Chart and figure data:
+===+

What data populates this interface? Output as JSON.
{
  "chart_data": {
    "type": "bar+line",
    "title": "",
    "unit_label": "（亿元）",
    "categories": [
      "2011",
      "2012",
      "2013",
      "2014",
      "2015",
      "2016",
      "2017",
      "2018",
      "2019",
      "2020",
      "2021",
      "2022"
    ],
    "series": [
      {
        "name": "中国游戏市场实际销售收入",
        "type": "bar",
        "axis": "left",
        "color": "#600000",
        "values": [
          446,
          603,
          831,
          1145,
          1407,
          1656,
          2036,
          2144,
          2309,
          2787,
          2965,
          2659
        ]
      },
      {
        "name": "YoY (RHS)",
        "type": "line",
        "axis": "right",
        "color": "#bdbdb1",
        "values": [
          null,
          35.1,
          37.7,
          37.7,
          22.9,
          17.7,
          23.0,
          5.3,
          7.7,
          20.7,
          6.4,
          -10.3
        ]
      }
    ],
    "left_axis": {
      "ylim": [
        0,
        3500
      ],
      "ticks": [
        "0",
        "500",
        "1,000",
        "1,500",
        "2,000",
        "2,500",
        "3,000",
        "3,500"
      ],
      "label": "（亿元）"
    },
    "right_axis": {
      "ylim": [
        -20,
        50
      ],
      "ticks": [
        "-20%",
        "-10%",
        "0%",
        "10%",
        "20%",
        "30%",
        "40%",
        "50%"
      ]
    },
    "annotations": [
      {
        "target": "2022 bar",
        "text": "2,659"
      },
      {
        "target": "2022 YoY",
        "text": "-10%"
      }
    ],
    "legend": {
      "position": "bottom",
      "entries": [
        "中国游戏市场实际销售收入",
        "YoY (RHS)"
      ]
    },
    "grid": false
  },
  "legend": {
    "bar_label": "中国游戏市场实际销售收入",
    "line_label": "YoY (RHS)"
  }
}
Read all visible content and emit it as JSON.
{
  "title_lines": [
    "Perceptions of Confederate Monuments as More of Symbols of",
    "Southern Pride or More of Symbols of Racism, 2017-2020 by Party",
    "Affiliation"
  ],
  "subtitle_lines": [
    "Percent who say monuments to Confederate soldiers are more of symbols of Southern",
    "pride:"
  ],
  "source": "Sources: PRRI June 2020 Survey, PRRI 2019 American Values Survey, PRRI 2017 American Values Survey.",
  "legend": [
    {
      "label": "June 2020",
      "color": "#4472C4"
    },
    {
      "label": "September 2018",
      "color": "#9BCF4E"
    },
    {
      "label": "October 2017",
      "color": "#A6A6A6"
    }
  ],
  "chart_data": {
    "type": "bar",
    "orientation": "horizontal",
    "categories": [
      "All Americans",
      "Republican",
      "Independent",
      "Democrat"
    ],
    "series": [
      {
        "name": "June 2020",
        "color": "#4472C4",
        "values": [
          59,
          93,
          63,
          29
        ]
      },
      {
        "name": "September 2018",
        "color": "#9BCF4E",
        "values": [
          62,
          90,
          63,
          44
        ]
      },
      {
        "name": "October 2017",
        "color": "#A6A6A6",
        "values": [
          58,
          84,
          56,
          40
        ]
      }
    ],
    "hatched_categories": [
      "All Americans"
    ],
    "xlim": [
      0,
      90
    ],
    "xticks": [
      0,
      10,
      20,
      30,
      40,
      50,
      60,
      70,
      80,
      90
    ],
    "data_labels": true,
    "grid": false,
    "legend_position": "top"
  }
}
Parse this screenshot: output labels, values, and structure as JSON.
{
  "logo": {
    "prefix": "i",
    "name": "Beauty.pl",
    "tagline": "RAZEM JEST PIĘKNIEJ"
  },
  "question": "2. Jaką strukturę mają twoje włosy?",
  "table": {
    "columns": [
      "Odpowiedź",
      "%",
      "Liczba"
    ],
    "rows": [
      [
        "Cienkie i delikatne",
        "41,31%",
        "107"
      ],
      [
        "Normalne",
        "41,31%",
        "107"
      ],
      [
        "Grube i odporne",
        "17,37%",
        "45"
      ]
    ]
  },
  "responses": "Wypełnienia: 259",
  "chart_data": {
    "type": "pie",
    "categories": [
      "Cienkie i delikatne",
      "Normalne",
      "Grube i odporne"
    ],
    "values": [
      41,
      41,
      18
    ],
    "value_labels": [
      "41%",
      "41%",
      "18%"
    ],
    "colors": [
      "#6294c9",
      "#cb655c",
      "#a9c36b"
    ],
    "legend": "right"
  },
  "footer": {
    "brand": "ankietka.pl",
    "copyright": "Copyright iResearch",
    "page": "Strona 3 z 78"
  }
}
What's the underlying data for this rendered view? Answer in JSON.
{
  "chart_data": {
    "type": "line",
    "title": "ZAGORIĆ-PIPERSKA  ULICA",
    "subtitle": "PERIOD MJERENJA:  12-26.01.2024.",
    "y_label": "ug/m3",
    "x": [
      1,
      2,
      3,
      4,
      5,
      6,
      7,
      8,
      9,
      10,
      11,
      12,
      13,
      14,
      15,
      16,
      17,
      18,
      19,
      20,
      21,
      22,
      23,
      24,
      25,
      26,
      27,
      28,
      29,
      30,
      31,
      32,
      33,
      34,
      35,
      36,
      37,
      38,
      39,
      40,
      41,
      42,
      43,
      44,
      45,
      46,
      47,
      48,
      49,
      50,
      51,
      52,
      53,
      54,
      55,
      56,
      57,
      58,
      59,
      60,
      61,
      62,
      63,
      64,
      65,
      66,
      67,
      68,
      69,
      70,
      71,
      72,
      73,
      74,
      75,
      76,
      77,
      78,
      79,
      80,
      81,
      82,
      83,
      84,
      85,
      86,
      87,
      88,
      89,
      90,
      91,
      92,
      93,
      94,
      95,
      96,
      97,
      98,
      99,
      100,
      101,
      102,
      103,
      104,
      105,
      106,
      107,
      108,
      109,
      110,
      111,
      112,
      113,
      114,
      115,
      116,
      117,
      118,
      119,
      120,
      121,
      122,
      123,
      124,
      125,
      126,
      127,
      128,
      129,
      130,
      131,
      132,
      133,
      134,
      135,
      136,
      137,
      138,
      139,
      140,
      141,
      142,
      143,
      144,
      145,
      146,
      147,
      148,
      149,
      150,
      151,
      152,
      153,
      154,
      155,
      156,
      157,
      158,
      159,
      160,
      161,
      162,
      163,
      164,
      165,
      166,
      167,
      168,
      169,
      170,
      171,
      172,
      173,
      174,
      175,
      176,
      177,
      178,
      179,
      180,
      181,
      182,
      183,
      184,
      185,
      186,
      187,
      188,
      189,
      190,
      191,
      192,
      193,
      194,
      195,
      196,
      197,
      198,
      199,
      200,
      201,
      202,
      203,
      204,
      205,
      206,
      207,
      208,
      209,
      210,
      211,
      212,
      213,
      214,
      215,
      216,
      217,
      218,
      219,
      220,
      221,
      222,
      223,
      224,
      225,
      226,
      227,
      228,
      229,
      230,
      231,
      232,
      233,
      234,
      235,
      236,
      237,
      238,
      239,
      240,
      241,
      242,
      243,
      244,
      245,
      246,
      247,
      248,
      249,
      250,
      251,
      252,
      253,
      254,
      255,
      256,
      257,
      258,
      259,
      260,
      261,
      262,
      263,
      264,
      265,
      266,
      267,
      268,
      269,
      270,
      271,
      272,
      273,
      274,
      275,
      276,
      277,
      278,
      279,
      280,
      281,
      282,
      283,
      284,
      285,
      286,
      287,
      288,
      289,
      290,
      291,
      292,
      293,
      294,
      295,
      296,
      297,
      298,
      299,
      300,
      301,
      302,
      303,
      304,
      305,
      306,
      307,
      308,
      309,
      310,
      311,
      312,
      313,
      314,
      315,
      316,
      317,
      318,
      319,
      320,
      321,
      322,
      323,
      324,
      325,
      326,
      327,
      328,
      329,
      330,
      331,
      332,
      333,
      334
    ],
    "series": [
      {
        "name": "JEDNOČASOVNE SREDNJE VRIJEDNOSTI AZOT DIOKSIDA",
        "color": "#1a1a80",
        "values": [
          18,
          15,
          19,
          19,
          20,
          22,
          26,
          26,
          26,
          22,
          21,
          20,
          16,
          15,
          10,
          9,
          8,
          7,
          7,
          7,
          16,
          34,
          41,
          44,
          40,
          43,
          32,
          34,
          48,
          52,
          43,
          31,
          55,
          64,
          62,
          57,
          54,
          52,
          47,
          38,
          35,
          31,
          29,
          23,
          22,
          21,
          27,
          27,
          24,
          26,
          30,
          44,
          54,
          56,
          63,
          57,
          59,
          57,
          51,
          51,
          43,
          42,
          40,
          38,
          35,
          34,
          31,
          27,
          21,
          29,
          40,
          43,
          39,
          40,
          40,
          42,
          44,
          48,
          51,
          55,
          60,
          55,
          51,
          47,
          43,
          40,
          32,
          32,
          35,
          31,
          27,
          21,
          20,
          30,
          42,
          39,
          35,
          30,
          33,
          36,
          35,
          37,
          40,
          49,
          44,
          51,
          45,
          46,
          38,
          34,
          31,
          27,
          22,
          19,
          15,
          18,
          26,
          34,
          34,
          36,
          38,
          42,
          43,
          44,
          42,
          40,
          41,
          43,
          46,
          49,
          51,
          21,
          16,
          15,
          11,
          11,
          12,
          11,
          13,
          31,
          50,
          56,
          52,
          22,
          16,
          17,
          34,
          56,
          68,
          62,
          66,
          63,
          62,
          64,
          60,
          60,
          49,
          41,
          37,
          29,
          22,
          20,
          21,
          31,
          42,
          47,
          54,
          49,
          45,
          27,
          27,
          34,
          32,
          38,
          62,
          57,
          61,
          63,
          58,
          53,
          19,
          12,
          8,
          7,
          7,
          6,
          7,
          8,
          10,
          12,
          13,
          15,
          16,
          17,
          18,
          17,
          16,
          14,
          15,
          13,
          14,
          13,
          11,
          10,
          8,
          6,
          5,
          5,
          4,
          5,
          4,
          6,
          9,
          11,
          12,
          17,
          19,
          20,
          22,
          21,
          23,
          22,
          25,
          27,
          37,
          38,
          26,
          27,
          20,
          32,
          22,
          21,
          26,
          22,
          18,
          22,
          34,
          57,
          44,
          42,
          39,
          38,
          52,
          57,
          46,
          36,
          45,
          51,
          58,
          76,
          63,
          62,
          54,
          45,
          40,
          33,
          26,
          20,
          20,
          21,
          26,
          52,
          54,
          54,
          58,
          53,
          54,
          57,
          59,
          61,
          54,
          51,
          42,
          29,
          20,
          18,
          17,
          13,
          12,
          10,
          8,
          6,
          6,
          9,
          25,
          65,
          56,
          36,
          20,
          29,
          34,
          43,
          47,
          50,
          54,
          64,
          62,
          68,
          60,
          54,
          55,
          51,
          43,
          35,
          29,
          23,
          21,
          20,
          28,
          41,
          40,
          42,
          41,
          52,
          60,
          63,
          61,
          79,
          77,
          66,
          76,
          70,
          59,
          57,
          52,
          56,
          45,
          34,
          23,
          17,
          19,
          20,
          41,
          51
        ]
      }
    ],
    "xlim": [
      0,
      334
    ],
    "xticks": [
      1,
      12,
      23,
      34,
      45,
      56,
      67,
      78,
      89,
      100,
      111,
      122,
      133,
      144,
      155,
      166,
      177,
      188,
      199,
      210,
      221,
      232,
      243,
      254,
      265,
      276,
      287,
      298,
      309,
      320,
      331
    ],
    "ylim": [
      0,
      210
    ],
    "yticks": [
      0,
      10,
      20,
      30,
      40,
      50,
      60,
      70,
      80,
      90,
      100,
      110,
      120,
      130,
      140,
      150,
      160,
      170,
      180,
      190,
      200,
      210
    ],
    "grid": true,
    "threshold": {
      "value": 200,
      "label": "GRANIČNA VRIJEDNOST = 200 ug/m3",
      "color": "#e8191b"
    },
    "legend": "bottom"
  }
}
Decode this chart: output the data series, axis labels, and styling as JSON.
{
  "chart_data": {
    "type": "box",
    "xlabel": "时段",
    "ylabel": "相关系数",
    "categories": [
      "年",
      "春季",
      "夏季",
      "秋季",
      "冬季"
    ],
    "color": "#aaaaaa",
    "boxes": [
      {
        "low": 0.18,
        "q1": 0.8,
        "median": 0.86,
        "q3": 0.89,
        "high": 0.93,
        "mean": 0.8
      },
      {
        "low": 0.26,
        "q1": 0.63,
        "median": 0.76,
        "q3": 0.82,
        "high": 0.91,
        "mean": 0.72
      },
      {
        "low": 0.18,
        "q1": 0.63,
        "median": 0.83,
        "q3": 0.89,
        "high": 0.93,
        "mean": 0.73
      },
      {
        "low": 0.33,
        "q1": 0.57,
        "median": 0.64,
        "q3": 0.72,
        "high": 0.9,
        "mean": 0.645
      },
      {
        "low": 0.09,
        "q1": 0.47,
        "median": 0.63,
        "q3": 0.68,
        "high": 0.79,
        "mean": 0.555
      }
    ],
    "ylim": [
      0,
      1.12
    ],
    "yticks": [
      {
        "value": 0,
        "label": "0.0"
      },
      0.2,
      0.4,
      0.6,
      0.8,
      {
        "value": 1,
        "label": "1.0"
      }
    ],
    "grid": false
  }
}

+===+

__YOUR GOAL__
Report how many lines of the records above contain the word "June", giving only the number.

__REPLY__
3